◆ **Task to complete**: The records are to be restated in their entirety, word for word.
──────── Information supplied
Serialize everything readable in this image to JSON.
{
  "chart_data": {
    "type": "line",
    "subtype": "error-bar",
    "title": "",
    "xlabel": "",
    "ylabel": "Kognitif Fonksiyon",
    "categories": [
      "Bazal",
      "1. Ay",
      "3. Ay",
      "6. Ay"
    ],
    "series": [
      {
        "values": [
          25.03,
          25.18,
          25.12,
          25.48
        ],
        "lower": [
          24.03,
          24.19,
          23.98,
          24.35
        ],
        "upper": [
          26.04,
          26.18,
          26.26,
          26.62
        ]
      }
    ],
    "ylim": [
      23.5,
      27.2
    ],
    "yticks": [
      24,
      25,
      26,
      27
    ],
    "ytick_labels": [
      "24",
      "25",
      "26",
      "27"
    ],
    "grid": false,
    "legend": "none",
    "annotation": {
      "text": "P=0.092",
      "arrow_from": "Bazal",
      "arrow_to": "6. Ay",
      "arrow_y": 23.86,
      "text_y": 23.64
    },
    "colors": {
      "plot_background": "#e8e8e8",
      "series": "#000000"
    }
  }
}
────────────────
◆ **Task response**:
Serialize everything readable in this image to JSON.
{
  "chart_data": {
    "type": "line",
    "subtype": "error-bar",
    "title": "",
    "xlabel": "",
    "ylabel": "Kognitif Fonksiyon",
    "categories": [
      "Bazal",
      "1. Ay",
      "3. Ay",
      "6. Ay"
    ],
    "series": [
      {
        "values": [
          25.03,
          25.18,
          25.12,
          25.48
        ],
        "lower": [
          24.03,
          24.19,
          23.98,
          24.35
        ],
        "upper": [
          26.04,
          26.18,
          26.26,
          26.62
        ]
      }
    ],
    "ylim": [
      23.5,
      27.2
    ],
    "yticks": [
      24,
      25,
      26,
      27
    ],
    "ytick_labels": [
      "24",
      "25",
      "26",
      "27"
    ],
    "grid": false,
    "legend": "none",
    "annotation": {
      "text": "P=0.092",
      "arrow_from": "Bazal",
      "arrow_to": "6. Ay",
      "arrow_y": 23.86,
      "text_y": 23.64
    },
    "colors": {
      "plot_background": "#e8e8e8",
      "series": "#000000"
    }
  }
}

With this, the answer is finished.